▶ [Fragmento proporcionado]
«Muchas Iglesias orientales están aplastadas por una pesada cruz y se han convertido en "Iglesias mártires"... Tantas comunidades orientales están heridas y sangran a causa de los conflictos y la violencia que sufren». Lo dijo el Papa a los participantes en la sesión plenaria de la roaco (Riunione Opere Aiuto Chiese Orientali), a quienes recibió en audiencia en la mañana del jueves 27 de junio, en la Sala Clementina, como conclusión de los trabajos iniciados el lunes 24 en Roma en la Curia General de la Compañía de Jesús. A continuación su discurso.
¡Queridos amigos!
Les doy la bienvenida, encantado de encontrarme con ustedes al final de su sesión plenaria. Saludo al cardenal Gugerotti, a los demás superiores del dicasterio, a los funcionarios y a los miembros de los organismos que componen su asamblea.

▶ [Material mostrado]
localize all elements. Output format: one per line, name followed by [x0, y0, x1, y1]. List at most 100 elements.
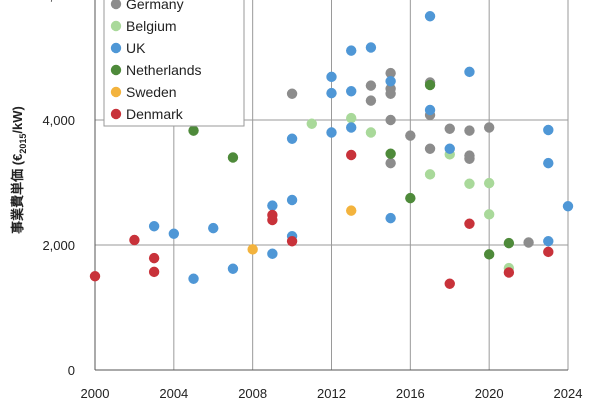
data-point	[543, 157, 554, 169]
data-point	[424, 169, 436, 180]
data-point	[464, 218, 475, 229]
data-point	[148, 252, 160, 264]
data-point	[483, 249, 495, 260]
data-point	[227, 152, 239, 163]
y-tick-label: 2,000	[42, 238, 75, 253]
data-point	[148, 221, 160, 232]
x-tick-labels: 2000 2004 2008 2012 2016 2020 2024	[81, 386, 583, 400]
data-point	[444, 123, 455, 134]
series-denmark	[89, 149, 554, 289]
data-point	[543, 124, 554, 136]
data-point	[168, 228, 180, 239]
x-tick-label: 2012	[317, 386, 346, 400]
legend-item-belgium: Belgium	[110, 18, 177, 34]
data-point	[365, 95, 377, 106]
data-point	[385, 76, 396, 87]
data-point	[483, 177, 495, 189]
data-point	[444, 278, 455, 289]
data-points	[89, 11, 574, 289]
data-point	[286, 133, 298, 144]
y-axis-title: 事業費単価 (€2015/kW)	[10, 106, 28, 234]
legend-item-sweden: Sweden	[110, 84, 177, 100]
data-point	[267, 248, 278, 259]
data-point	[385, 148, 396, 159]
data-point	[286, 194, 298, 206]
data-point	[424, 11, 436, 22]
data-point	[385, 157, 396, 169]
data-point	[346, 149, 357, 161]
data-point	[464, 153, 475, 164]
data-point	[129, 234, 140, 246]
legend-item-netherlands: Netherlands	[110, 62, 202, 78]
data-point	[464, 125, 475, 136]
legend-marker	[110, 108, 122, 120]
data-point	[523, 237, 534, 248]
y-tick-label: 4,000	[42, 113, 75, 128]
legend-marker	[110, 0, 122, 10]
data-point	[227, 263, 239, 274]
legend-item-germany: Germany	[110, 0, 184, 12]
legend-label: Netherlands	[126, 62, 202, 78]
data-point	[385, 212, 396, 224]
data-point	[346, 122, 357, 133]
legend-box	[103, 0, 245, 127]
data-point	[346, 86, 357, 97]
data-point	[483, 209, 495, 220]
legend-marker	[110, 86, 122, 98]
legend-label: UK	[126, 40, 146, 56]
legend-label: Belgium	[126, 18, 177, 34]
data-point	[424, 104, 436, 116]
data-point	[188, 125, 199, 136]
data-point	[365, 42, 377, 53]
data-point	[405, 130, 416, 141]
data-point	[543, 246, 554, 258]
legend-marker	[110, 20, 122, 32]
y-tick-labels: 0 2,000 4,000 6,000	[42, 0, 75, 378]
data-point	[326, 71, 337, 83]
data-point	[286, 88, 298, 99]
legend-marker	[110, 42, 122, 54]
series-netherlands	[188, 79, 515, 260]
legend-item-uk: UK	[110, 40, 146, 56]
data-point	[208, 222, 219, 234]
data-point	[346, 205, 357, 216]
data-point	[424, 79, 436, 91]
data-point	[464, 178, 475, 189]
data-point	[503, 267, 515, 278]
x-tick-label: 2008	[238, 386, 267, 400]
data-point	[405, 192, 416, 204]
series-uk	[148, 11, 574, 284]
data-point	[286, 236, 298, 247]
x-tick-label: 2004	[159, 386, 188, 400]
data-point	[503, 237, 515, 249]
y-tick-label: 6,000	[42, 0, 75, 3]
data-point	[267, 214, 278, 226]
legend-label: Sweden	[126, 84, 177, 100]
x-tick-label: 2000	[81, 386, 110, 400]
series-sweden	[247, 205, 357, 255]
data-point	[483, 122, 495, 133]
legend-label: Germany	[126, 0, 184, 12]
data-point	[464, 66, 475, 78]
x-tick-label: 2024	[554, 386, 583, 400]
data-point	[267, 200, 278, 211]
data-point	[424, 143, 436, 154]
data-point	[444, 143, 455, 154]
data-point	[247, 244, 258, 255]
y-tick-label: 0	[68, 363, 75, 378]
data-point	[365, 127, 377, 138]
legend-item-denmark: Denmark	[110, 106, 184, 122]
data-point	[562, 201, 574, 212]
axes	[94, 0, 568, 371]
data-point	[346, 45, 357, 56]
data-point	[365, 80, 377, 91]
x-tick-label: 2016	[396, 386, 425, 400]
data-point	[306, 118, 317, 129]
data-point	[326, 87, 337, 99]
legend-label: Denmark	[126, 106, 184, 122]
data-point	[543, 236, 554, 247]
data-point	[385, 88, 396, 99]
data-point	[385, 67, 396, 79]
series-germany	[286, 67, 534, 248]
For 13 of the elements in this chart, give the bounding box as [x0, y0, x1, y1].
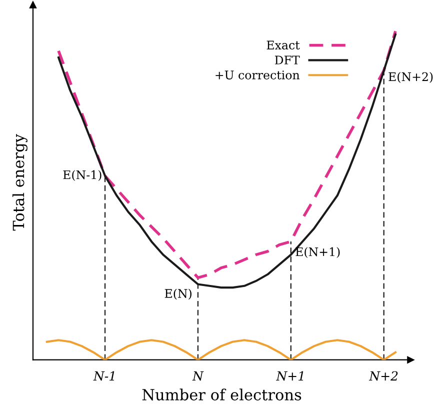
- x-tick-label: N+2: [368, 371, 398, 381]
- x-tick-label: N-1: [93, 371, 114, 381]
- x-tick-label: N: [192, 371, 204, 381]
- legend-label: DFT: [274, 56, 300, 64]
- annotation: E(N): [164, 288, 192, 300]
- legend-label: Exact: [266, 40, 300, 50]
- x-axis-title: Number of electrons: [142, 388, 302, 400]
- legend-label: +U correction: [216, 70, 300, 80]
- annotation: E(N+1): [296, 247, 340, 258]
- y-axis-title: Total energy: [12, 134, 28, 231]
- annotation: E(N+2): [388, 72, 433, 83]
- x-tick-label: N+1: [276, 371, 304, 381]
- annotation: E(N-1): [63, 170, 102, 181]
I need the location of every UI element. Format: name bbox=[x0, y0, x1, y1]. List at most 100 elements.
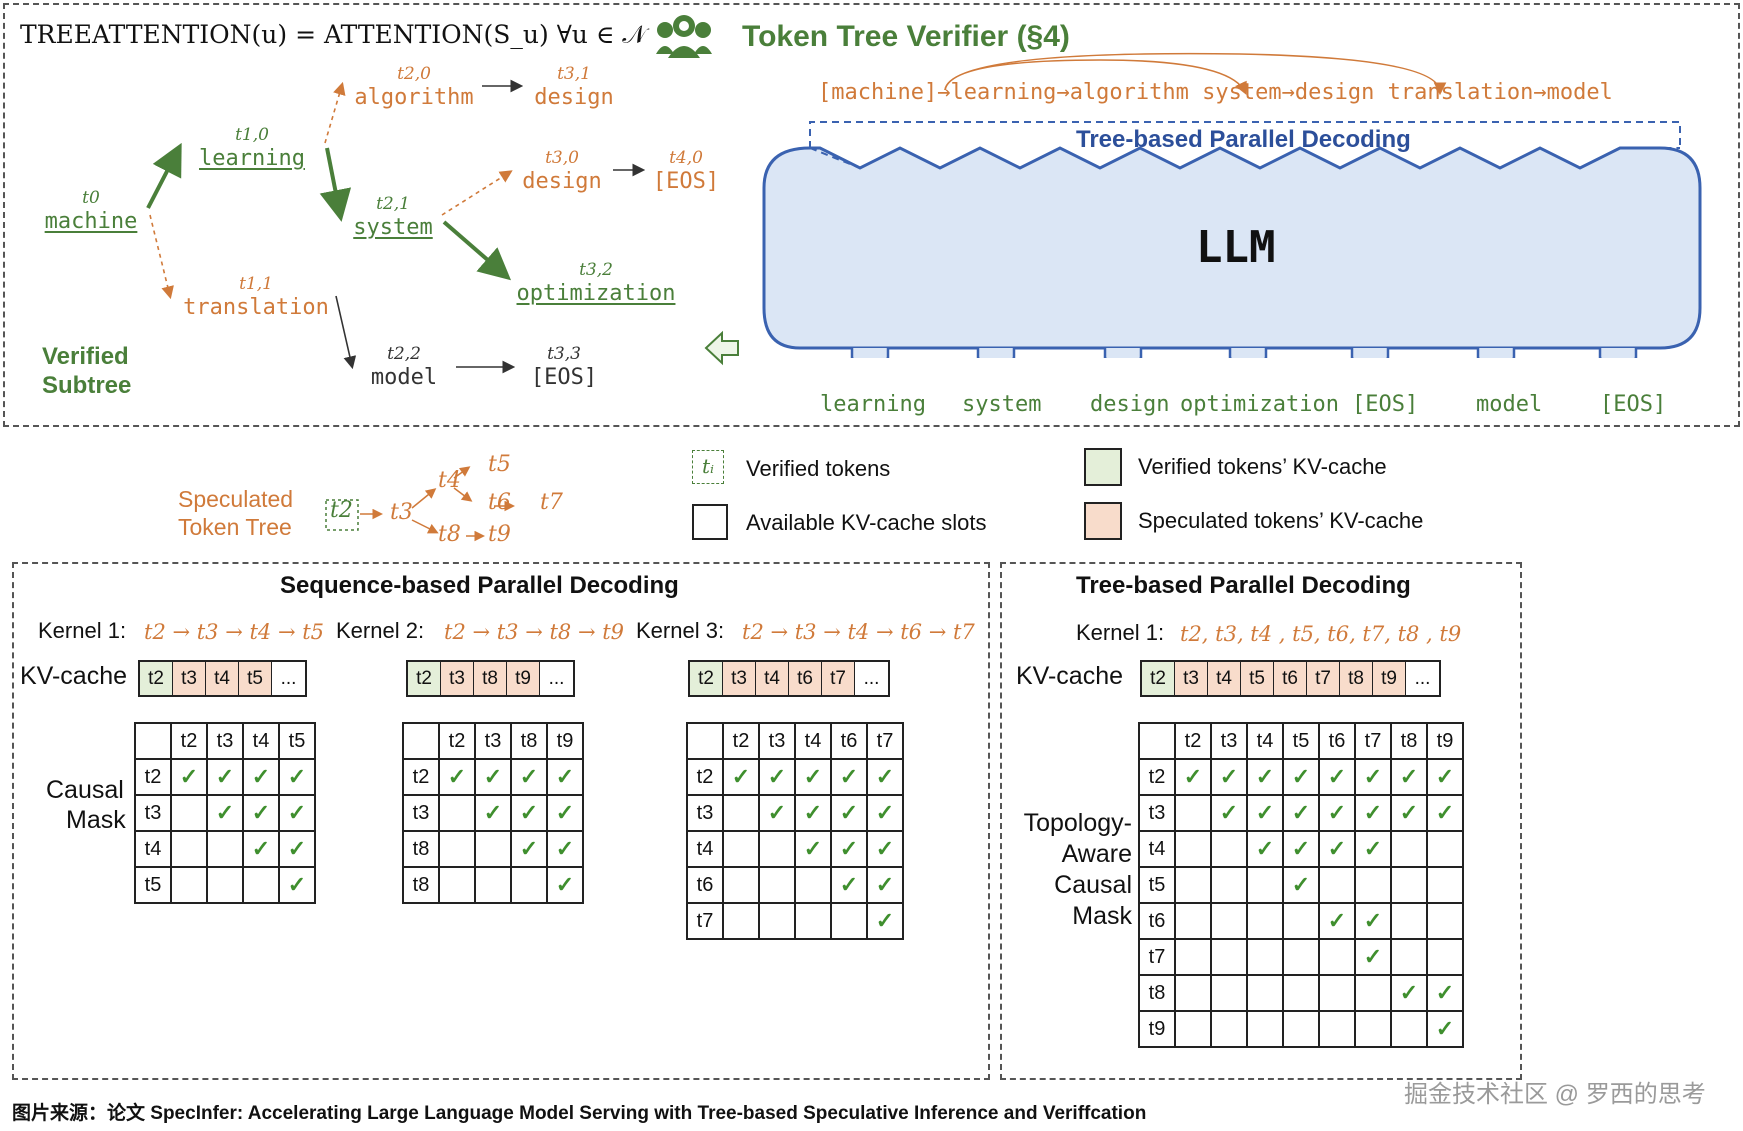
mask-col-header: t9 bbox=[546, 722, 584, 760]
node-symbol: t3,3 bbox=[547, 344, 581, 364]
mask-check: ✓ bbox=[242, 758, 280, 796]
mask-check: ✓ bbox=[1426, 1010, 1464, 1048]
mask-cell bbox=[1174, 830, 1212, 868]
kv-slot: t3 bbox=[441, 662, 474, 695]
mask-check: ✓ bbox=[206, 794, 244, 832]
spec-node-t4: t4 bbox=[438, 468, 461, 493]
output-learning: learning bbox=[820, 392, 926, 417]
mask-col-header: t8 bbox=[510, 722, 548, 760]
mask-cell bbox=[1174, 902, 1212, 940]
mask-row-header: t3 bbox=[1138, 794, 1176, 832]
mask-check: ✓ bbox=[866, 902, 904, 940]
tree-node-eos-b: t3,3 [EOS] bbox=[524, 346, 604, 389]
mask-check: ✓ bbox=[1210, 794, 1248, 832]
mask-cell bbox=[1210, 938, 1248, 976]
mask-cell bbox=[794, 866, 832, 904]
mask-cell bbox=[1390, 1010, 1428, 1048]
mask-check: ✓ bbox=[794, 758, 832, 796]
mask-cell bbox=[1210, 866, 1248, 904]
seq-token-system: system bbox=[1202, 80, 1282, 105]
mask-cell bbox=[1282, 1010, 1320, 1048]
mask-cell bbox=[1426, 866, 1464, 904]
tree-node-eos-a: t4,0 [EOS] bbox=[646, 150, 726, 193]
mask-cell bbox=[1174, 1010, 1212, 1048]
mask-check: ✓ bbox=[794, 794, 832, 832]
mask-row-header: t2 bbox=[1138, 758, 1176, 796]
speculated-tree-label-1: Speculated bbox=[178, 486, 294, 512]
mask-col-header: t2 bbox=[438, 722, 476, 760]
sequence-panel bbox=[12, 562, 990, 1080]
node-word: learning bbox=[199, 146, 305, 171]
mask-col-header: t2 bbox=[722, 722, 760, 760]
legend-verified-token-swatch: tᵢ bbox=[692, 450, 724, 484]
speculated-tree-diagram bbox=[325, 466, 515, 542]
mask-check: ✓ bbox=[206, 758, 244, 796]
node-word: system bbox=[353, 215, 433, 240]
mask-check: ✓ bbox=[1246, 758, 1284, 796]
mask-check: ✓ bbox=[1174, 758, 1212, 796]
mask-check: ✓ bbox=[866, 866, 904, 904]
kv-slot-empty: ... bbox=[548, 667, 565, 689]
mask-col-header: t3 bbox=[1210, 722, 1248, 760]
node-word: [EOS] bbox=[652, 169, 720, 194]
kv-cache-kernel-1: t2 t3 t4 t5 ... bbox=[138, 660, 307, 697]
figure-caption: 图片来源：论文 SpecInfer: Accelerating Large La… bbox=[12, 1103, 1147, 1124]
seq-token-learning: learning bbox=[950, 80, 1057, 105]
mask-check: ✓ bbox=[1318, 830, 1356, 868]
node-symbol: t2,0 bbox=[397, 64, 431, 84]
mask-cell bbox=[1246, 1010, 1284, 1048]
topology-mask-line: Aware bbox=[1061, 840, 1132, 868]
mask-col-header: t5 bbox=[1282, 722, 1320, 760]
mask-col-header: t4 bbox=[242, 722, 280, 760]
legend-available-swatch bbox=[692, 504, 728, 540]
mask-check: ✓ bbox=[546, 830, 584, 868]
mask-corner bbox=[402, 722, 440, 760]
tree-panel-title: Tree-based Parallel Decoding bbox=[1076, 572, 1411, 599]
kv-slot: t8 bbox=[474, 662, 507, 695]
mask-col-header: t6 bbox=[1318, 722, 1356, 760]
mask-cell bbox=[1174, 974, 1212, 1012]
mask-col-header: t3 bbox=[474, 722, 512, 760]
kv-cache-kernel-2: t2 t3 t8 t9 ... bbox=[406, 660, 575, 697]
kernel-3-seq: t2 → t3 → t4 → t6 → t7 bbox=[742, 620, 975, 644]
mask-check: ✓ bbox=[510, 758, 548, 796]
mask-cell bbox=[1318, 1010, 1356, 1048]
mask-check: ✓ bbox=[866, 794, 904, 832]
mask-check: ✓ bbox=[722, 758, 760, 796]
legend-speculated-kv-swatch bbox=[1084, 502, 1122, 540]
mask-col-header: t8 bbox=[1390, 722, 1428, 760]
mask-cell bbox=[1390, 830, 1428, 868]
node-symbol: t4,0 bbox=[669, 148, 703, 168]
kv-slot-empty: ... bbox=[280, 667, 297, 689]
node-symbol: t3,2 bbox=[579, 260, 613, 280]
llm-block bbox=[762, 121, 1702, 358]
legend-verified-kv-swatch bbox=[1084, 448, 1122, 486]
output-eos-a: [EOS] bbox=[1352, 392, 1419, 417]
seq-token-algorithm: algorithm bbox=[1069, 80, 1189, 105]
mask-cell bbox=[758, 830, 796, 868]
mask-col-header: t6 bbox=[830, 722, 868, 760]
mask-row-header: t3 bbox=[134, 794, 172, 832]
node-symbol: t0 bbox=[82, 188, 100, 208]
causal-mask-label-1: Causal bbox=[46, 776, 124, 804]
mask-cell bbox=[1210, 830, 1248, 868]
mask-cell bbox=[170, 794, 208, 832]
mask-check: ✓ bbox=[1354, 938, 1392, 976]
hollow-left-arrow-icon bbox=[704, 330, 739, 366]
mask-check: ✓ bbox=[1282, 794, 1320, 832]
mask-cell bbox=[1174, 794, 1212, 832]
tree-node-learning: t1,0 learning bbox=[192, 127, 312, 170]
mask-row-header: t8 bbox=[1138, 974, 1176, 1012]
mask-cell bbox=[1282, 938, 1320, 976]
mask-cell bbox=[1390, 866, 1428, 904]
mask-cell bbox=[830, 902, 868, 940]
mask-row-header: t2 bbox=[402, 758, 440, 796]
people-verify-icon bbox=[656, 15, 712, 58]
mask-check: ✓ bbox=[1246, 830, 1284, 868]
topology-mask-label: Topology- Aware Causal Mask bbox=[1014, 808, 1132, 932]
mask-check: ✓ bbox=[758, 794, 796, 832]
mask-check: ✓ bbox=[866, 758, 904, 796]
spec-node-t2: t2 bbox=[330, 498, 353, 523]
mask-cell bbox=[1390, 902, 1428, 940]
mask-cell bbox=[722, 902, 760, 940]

▶ [Tarea A]
Sustituya «annotation» por «note» en las líneas del listado comprendidas entre la que contiene «- x-tick-label: N+2: [368, 371, 398, 381]» y la que contiene «- annotation: E(N+1): [296, 247, 340, 258]», ambas inclusive. Reproduzca únicamente esas líneas, sin ninguna otra modificación.
▶ [Tarea B]
Prosiga el discurso del Papa a la sesión plenaria de la ROACO a partir de su última frase.
El fragmento y el listado constituyen materiales independientes entre sí.

▶ [Respuesta A]
- x-tick-label: N+2: [368, 371, 398, 381]
- x-tick-label: N-1: [93, 371, 114, 381]
- x-tick-label: N: [192, 371, 204, 381]
- legend-label: DFT: [274, 56, 300, 64]
- note: E(N): [164, 288, 192, 300]
- legend-label: Exact: [266, 40, 300, 50]
- x-axis-title: Number of electrons: [142, 388, 302, 400]
- legend-label: +U correction: [216, 70, 300, 80]
- note: E(N+1): [296, 247, 340, 258]

▶ [Respuesta B]
Miro a ustedes y con la mirada de mi corazón pienso en las Iglesias orientales. Son Iglesias que deben ser amadas: custodian tradiciones espirituales y sapienciales únicas, y tienen tanto que decirnos sobre la vida cristiana, la sinodalidad y la liturgia; piensen en los Primeros Padres, en los Concilios, en el monacato: tesoros inestimables para la Iglesia. Entre las Iglesias orientales se encuentran las que están en plena comunión con el sucesor del apóstol Pedro. Enriquecen la comunión católica con la grandeza de su historia y su peculiaridad.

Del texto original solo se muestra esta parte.